_What is expected_
Identify the lines that include the word "ylabel", then copy all of them.

[Provided entries start]

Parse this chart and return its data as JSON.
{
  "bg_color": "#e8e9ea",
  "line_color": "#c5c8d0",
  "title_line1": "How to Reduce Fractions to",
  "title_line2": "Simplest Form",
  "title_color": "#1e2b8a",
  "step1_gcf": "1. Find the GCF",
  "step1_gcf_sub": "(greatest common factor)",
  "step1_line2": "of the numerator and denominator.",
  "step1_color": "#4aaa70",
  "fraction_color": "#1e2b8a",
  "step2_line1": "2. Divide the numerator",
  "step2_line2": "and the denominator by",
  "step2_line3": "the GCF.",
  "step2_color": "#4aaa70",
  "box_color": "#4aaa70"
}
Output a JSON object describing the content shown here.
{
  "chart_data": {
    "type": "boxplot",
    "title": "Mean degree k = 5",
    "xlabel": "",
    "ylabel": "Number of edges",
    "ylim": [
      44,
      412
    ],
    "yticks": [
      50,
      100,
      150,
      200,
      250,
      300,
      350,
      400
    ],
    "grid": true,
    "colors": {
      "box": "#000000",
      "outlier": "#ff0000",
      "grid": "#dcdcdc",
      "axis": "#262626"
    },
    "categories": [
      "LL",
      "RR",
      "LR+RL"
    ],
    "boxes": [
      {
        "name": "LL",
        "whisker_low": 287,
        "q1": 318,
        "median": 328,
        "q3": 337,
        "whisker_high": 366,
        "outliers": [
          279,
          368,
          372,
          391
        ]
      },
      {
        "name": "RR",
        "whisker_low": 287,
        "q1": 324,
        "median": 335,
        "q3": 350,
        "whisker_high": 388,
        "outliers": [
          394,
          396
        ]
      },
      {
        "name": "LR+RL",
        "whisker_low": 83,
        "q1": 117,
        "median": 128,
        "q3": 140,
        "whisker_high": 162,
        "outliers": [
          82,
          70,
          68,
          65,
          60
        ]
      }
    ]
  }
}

[Provided entries end]
[Provided entries start]

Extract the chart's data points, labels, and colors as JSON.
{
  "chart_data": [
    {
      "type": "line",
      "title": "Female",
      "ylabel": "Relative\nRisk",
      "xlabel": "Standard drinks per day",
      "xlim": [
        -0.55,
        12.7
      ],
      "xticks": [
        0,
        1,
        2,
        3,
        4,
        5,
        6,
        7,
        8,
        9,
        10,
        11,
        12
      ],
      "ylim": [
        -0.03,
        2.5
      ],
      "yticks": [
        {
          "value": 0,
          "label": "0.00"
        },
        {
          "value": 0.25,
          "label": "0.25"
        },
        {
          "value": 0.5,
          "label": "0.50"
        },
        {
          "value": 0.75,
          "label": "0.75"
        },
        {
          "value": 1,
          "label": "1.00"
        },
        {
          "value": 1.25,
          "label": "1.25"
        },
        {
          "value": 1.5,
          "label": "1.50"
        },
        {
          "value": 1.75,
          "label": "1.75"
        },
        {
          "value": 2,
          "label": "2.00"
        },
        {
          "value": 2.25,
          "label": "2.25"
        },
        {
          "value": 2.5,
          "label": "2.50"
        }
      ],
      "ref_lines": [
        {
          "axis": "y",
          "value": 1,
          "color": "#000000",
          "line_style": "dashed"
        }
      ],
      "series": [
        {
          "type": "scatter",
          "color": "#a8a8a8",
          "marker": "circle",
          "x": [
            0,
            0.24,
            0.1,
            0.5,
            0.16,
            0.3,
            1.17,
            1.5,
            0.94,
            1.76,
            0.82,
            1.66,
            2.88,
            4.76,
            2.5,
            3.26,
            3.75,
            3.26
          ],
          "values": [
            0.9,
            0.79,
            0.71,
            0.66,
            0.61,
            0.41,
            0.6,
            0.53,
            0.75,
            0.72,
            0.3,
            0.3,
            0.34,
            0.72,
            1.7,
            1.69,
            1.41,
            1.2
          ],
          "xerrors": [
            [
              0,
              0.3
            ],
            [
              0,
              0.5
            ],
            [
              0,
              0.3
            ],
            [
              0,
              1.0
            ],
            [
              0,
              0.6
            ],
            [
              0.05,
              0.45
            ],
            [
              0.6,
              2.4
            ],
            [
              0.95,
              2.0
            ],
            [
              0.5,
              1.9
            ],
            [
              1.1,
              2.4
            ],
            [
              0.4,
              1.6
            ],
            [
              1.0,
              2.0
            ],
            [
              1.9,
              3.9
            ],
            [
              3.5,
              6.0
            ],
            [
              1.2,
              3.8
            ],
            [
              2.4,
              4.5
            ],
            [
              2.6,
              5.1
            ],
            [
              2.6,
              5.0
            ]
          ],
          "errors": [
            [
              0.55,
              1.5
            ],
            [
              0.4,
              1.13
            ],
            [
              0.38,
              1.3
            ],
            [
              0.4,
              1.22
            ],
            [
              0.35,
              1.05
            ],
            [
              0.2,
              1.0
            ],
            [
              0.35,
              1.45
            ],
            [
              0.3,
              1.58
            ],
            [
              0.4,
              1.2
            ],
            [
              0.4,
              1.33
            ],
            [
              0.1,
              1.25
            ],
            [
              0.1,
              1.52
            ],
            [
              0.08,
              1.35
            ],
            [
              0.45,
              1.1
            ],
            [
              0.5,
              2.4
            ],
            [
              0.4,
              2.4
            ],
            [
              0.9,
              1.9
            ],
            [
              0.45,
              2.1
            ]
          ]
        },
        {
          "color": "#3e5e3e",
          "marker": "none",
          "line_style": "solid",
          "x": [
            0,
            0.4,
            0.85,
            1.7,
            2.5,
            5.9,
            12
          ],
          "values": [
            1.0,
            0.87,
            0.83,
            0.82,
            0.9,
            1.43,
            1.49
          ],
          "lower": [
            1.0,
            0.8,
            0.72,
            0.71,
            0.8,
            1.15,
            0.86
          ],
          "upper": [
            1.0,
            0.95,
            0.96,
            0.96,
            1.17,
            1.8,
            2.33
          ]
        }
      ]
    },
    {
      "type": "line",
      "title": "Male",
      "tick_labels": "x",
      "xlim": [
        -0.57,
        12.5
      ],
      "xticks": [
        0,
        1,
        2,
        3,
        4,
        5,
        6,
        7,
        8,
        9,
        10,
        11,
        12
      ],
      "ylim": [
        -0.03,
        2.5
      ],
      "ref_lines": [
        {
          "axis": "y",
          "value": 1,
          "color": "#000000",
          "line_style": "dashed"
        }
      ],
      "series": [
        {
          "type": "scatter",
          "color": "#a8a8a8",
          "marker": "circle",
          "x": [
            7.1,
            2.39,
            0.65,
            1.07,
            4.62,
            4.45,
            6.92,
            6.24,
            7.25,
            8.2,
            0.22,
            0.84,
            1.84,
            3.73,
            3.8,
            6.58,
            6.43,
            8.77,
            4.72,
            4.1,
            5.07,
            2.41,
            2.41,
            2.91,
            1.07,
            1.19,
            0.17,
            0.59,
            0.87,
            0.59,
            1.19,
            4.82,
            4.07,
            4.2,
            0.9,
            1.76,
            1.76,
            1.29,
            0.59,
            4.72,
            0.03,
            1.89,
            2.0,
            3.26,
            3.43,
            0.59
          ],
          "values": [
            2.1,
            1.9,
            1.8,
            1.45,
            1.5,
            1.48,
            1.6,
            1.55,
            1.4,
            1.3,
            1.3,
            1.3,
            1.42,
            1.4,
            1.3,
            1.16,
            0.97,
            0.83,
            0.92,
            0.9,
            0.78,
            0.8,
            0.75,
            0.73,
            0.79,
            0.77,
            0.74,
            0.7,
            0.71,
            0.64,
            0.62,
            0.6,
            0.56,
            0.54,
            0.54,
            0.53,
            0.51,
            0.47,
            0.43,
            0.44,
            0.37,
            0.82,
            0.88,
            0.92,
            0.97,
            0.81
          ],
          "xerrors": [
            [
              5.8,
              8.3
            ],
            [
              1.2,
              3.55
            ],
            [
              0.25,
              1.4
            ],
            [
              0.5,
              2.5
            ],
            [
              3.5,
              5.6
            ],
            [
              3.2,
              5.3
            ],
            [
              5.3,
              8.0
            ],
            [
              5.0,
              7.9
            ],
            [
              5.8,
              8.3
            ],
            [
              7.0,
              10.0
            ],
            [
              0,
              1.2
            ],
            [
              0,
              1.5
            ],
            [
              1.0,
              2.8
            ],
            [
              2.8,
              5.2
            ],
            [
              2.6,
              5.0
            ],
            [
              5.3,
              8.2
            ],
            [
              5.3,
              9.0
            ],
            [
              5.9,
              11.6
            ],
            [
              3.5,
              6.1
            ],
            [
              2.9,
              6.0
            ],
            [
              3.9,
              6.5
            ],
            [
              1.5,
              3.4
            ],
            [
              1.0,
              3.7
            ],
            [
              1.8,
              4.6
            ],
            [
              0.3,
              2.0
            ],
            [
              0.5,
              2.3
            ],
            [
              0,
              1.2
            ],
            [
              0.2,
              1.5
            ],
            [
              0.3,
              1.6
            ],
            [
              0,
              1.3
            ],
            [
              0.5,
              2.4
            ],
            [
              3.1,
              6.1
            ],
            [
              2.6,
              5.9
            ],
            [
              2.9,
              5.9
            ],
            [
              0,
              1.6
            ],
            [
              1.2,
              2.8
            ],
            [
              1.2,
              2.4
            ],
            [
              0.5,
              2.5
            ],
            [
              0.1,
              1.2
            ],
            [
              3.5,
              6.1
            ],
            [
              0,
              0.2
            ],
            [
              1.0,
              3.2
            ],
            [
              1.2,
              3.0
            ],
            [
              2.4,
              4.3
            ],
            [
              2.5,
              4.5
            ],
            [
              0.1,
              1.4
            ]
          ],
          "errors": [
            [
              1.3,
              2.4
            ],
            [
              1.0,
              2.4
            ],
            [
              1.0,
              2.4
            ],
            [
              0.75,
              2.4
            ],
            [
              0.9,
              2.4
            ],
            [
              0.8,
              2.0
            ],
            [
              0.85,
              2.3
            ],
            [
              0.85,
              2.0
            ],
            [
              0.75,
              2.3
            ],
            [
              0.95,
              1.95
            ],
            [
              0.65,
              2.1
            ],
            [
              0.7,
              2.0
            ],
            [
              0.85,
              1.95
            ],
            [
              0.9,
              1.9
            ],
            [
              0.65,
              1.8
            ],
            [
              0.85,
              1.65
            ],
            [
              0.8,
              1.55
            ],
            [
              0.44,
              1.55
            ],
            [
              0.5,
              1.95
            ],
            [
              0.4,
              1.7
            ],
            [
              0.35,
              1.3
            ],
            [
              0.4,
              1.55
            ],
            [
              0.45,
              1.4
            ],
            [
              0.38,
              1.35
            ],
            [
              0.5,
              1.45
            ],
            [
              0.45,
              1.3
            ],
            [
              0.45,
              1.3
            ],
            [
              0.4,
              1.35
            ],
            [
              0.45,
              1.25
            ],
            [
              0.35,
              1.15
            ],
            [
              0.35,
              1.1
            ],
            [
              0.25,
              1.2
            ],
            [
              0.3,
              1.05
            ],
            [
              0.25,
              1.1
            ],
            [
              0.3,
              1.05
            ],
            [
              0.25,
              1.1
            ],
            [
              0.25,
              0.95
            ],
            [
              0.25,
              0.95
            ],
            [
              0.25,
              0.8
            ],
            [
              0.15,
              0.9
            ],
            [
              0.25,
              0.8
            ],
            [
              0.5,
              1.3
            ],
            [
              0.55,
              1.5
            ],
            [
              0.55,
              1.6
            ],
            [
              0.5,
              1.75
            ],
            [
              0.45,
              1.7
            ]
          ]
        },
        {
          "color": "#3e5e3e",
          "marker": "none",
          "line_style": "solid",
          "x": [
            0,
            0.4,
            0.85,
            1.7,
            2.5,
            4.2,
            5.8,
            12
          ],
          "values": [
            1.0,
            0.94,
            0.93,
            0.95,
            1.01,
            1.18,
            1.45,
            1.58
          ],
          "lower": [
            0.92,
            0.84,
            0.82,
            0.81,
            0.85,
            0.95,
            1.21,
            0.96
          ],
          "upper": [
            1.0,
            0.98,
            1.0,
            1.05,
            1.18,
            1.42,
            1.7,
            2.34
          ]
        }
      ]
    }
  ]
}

[Provided entries end]

_Response to this task_
    "ylabel": "Number of edges",
      "ylabel": "Relative\nRisk",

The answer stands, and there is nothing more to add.